Set problem. Put the records into a JSON list of strings, one string per line, leaving out blank lines. Begin at the line that has "Decompose this screenshot" and stop after the line that has "avatar-body [35,75,83,109]".

Information provided.
+--

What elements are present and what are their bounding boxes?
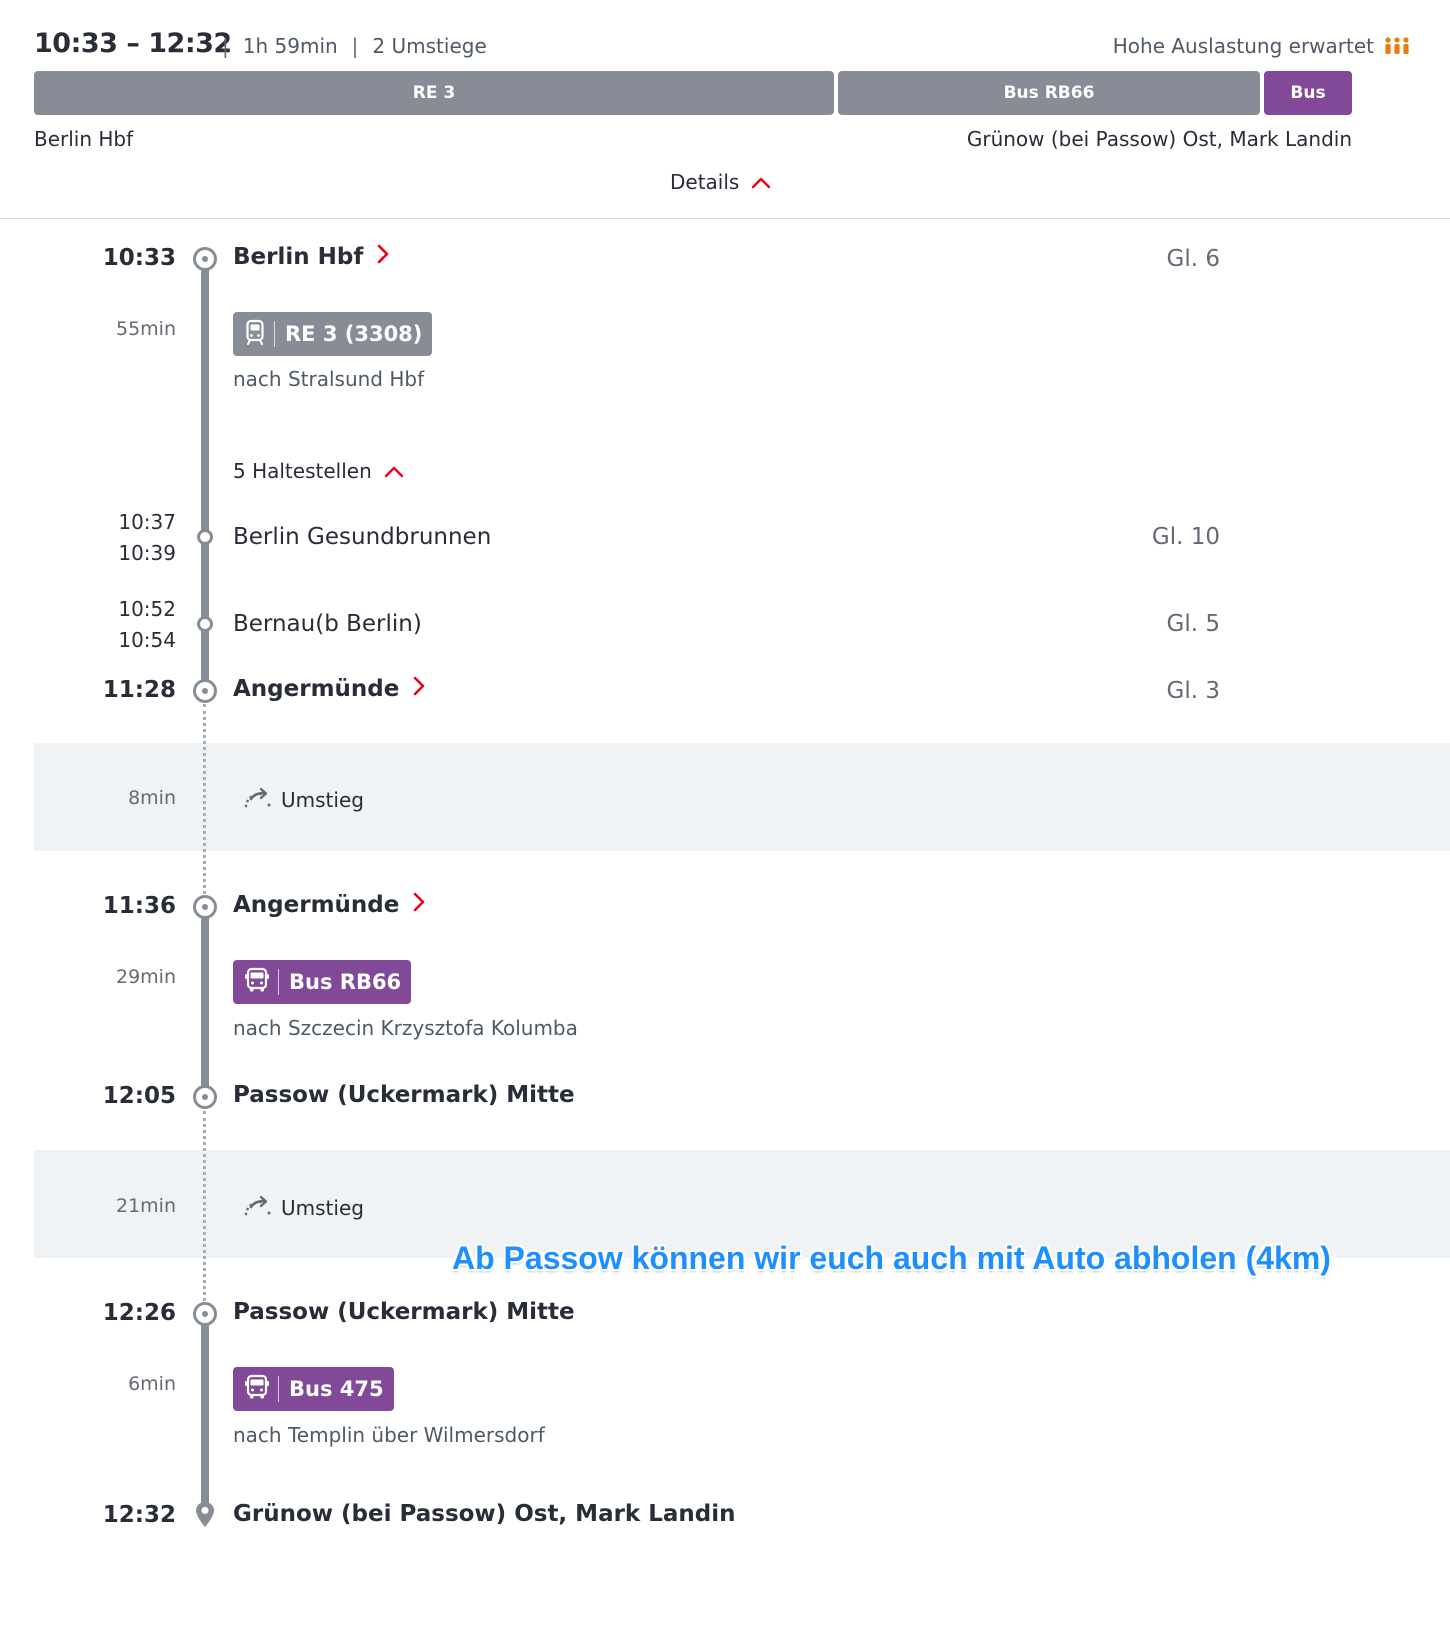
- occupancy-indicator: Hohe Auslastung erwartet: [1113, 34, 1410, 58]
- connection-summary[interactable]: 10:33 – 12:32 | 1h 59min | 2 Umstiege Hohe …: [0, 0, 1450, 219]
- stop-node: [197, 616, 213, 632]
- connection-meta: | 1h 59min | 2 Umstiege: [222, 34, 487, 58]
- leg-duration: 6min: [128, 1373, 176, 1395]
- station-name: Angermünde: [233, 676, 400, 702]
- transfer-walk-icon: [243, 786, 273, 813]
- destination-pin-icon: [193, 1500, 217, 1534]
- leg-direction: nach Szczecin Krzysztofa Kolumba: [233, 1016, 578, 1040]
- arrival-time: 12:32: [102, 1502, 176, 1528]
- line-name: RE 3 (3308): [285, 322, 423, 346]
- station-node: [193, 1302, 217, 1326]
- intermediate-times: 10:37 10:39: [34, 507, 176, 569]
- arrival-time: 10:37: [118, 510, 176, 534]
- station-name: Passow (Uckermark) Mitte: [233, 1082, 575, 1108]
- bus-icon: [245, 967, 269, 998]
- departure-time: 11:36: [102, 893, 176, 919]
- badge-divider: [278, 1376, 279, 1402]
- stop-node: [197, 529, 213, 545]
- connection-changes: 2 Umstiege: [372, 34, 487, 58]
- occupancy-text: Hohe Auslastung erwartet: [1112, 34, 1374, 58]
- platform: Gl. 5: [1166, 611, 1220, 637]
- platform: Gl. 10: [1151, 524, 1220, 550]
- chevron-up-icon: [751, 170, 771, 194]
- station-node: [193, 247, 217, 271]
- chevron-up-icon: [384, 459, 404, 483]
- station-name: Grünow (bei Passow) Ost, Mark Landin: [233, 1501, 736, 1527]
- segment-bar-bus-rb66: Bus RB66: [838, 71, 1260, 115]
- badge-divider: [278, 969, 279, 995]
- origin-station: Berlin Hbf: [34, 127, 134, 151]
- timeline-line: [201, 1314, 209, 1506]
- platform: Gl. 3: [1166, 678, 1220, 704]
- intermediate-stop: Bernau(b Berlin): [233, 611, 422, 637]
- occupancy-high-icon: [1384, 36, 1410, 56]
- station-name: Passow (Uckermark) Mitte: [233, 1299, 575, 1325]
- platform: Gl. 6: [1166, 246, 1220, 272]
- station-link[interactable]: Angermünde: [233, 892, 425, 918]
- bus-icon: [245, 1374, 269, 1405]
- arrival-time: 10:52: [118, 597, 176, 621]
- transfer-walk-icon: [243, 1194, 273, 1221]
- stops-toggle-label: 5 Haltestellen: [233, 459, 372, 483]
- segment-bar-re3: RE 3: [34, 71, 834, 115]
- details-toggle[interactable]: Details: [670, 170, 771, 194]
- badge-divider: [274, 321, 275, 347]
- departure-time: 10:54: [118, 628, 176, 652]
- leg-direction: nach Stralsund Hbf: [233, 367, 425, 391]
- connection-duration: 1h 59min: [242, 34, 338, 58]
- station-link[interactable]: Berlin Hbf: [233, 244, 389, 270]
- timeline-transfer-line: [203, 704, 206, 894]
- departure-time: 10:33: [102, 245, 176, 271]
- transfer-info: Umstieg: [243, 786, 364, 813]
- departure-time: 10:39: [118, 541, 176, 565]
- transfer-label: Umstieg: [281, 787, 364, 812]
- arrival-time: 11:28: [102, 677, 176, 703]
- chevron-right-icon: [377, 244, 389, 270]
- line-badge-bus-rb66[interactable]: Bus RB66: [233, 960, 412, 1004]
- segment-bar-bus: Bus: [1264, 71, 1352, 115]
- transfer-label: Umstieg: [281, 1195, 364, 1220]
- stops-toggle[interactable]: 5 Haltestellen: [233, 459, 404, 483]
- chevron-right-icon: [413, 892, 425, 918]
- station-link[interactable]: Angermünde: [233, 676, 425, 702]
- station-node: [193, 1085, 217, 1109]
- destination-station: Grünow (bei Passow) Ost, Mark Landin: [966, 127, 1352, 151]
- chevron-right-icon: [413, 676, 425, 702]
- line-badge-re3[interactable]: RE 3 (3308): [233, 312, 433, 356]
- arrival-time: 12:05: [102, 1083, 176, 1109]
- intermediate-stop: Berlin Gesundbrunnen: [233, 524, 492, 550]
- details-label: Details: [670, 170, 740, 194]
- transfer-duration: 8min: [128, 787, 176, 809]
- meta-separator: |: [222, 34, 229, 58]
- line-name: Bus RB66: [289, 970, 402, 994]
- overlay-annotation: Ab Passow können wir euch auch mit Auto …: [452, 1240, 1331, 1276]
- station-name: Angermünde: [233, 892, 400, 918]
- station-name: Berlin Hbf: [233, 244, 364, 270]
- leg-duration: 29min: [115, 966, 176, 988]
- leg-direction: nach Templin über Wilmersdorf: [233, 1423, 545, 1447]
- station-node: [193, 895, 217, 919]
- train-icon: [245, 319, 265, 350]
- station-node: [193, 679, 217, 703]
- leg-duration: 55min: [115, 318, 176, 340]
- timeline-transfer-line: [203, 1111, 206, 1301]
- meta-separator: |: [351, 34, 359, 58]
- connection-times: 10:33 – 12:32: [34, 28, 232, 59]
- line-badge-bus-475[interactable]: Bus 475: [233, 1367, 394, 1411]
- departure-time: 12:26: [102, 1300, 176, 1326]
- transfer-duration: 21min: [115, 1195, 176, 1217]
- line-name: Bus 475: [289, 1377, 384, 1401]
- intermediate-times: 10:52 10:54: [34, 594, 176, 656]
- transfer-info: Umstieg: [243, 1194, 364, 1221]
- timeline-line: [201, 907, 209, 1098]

+--

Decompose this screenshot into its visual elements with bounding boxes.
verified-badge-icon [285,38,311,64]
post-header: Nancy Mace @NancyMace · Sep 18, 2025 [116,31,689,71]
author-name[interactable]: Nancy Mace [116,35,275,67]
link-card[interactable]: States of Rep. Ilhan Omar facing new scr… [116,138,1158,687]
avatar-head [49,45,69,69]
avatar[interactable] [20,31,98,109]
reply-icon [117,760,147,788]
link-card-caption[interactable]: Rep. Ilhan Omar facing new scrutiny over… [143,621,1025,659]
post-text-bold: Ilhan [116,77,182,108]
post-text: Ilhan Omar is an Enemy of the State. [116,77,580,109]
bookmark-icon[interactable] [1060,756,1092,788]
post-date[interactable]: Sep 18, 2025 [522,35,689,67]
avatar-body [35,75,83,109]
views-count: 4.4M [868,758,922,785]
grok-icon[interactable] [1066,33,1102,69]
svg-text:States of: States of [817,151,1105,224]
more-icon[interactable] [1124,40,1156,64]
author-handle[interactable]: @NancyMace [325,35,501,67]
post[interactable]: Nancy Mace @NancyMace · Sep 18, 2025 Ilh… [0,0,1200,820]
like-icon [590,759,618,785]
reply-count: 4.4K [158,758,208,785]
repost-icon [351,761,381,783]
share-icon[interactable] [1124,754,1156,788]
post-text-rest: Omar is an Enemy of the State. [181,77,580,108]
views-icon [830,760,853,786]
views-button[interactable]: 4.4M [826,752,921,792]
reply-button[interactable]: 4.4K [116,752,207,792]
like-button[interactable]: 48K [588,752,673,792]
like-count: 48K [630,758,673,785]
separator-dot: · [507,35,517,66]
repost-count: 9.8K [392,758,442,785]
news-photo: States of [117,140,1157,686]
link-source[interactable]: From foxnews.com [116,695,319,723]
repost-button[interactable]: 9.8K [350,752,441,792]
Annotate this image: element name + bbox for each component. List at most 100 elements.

+--

Worked answer.
[
  "Decompose this screenshot into its visual elements with bounding boxes.",
  "verified-badge-icon [285,38,311,64]",
  "post-header: Nancy Mace @NancyMace · Sep 18, 2025 [116,31,689,71]",
  "author-name[interactable]: Nancy Mace [116,35,275,67]",
  "link-card[interactable]: States of Rep. Ilhan Omar facing new scr… [116,138,1158,687]",
  "avatar-head [49,45,69,69]",
  "avatar[interactable] [20,31,98,109]",
  "reply-icon [117,760,147,788]",
  "link-card-caption[interactable]: Rep. Ilhan Omar facing new scrutiny over… [143,621,1025,659]",
  "post-text-bold: Ilhan [116,77,182,108]",
  "post-text: Ilhan Omar is an Enemy of the State. [116,77,580,109]",
  "bookmark-icon[interactable] [1060,756,1092,788]",
  "post-date[interactable]: Sep 18, 2025 [522,35,689,67]",
  "avatar-body [35,75,83,109]"
]